▶ Task prompt
Restate the whole of the material. Keep every word, and drop the pictures.
··· Records for processing
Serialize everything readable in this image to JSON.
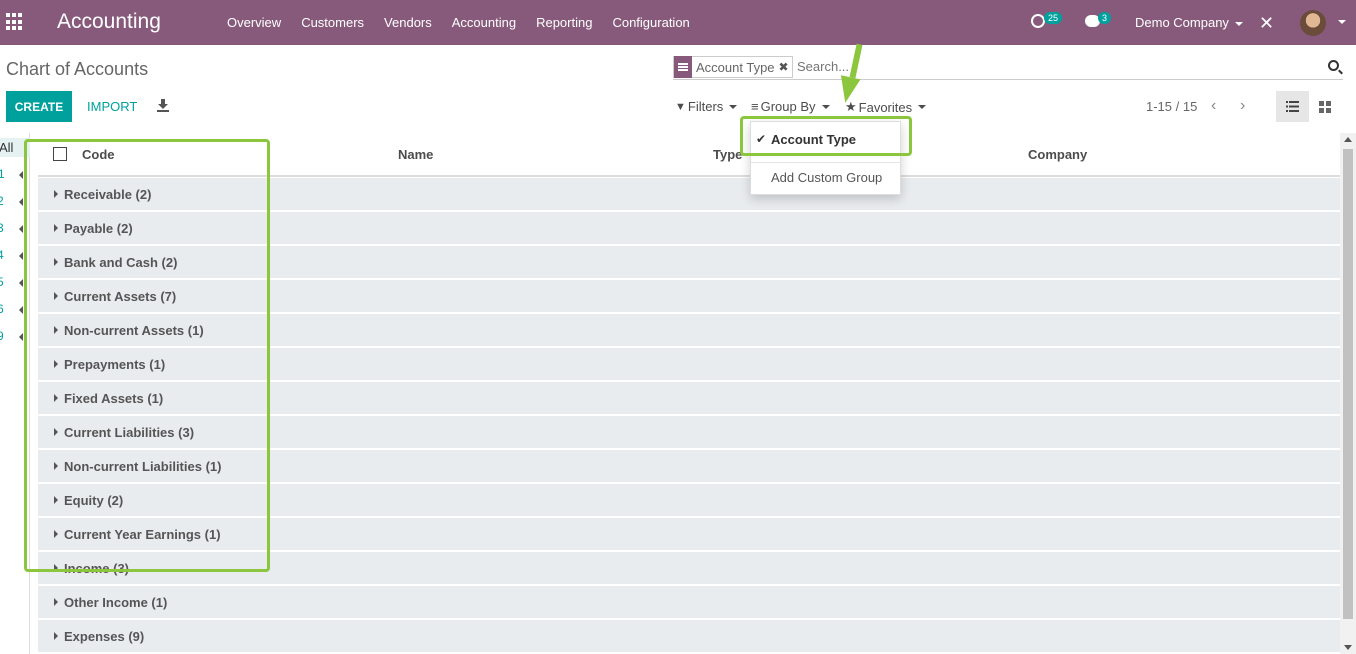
{
  "navbar": {
    "app_title": "Accounting",
    "menu": [
      "Overview",
      "Customers",
      "Vendors",
      "Accounting",
      "Reporting",
      "Configuration"
    ],
    "activity_count": "25",
    "message_count": "3",
    "company": "Demo Company",
    "debug_glyph": "✕"
  },
  "breadcrumb": "Chart of Accounts",
  "search": {
    "facet_label": "Account Type",
    "facet_remove": "✖",
    "placeholder": "Search..."
  },
  "actions": {
    "create": "CREATE",
    "import": "IMPORT"
  },
  "filters": {
    "filters_label": "Filters",
    "group_by_label": "Group By",
    "favorites_label": "Favorites"
  },
  "group_by_menu": {
    "selected": "Account Type",
    "add_custom": "Add Custom Group"
  },
  "pager": {
    "range": "1-15 / 15",
    "prev": "‹",
    "next": "›"
  },
  "left_panel": {
    "all_label": "All",
    "items": [
      "1",
      "2",
      "3",
      "4",
      "5",
      "6",
      "9"
    ]
  },
  "table": {
    "columns": [
      "Code",
      "Name",
      "Type",
      "Company"
    ],
    "groups": [
      "Receivable (2)",
      "Payable (2)",
      "Bank and Cash (2)",
      "Current Assets (7)",
      "Non-current Assets (1)",
      "Prepayments (1)",
      "Fixed Assets (1)",
      "Current Liabilities (3)",
      "Non-current Liabilities (1)",
      "Equity (2)",
      "Current Year Earnings (1)",
      "Income (3)",
      "Other Income (1)",
      "Expenses (9)"
    ]
  },
  "colors": {
    "brand": "#875a7b",
    "accent": "#00a09d",
    "annotation": "#8cc63f",
    "group_row": "#e9ecef"
  }
}
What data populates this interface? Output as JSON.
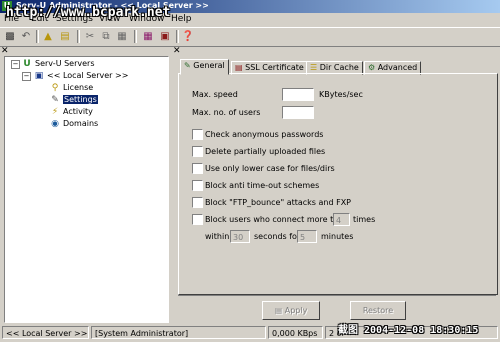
{
  "window": {
    "title": "Serv-U Administrator - << Local Server >>",
    "app_icon": "U"
  },
  "watermark": "http://www.bcpark.net",
  "menu": [
    "File",
    "Edit",
    "Settings",
    "View",
    "Window",
    "Help"
  ],
  "toolbar_icons": [
    "save-icon",
    "undo-icon",
    "folder-up-icon",
    "folder-icon",
    "cut-icon",
    "copy-icon",
    "paste-icon",
    "book-icon",
    "server-icon",
    "help-icon"
  ],
  "tree": {
    "root": "Serv-U Servers",
    "server": "<< Local Server >>",
    "items": [
      "License",
      "Settings",
      "Activity",
      "Domains"
    ],
    "selected": "Settings"
  },
  "tabs": [
    "General",
    "SSL Certificate",
    "Dir Cache",
    "Advanced"
  ],
  "general": {
    "max_speed_label": "Max. speed",
    "max_speed_value": "",
    "max_speed_unit": "KBytes/sec",
    "max_users_label": "Max. no. of users",
    "max_users_value": "",
    "options": [
      "Check anonymous passwords",
      "Delete partially uploaded files",
      "Use only lower case for files/dirs",
      "Block anti time-out schemes",
      "Block \"FTP_bounce\" attacks and FXP",
      "Block users who connect more than"
    ],
    "block_times_value": "4",
    "block_times_label": "times",
    "within_label": "within",
    "within_value": "30",
    "seconds_for_label": "seconds for",
    "minutes_value": "5",
    "minutes_label": "minutes"
  },
  "buttons": {
    "apply": "Apply",
    "restore": "Restore"
  },
  "status": {
    "server": "<< Local Server >>",
    "user": "[System Administrator]",
    "speed": "0,000 KBps",
    "count": "2 of"
  },
  "stamp": "截图 2004-12-08 18:30:15"
}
······
▶ Exercise result
Serialize everything readable in this image to JSON.
{
  "navbar": {
    "app_title": "Accounting",
    "menu": [
      "Overview",
      "Customers",
      "Vendors",
      "Accounting",
      "Reporting",
      "Configuration"
    ],
    "activity_count": "25",
    "message_count": "3",
    "company": "Demo Company",
    "debug_glyph": "✕"
  },
  "breadcrumb": "Chart of Accounts",
  "search": {
    "facet_label": "Account Type",
    "facet_remove": "✖",
    "placeholder": "Search..."
  },
  "actions": {
    "create": "CREATE",
    "import": "IMPORT"
  },
  "filters": {
    "filters_label": "Filters",
    "group_by_label": "Group By",
    "favorites_label": "Favorites"
  },
  "group_by_menu": {
    "selected": "Account Type",
    "add_custom": "Add Custom Group"
  },
  "pager": {
    "range": "1-15 / 15",
    "prev": "‹",
    "next": "›"
  },
  "left_panel": {
    "all_label": "All",
    "items": [
      "1",
      "2",
      "3",
      "4",
      "5",
      "6",
      "9"
    ]
  },
  "table": {
    "columns": [
      "Code",
      "Name",
      "Type",
      "Company"
    ],
    "groups": [
      "Receivable (2)",
      "Payable (2)",
      "Bank and Cash (2)",
      "Current Assets (7)",
      "Non-current Assets (1)",
      "Prepayments (1)",
      "Fixed Assets (1)",
      "Current Liabilities (3)",
      "Non-current Liabilities (1)",
      "Equity (2)",
      "Current Year Earnings (1)",
      "Income (3)",
      "Other Income (1)",
      "Expenses (9)"
    ]
  },
  "colors": {
    "brand": "#875a7b",
    "accent": "#00a09d",
    "annotation": "#8cc63f",
    "group_row": "#e9ecef"
  }
}
What data populates this interface? Output as JSON.
{
  "window": {
    "title": "Serv-U Administrator - << Local Server >>",
    "app_icon": "U"
  },
  "watermark": "http://www.bcpark.net",
  "menu": [
    "File",
    "Edit",
    "Settings",
    "View",
    "Window",
    "Help"
  ],
  "toolbar_icons": [
    "save-icon",
    "undo-icon",
    "folder-up-icon",
    "folder-icon",
    "cut-icon",
    "copy-icon",
    "paste-icon",
    "book-icon",
    "server-icon",
    "help-icon"
  ],
  "tree": {
    "root": "Serv-U Servers",
    "server": "<< Local Server >>",
    "items": [
      "License",
      "Settings",
      "Activity",
      "Domains"
    ],
    "selected": "Settings"
  },
  "tabs": [
    "General",
    "SSL Certificate",
    "Dir Cache",
    "Advanced"
  ],
  "general": {
    "max_speed_label": "Max. speed",
    "max_speed_value": "",
    "max_speed_unit": "KBytes/sec",
    "max_users_label": "Max. no. of users",
    "max_users_value": "",
    "options": [
      "Check anonymous passwords",
      "Delete partially uploaded files",
      "Use only lower case for files/dirs",
      "Block anti time-out schemes",
      "Block \"FTP_bounce\" attacks and FXP",
      "Block users who connect more than"
    ],
    "block_times_value": "4",
    "block_times_label": "times",
    "within_label": "within",
    "within_value": "30",
    "seconds_for_label": "seconds for",
    "minutes_value": "5",
    "minutes_label": "minutes"
  },
  "buttons": {
    "apply": "Apply",
    "restore": "Restore"
  },
  "status": {
    "server": "<< Local Server >>",
    "user": "[System Administrator]",
    "speed": "0,000 KBps",
    "count": "2 of"
  },
  "stamp": "截图 2004-12-08 18:30:15"
}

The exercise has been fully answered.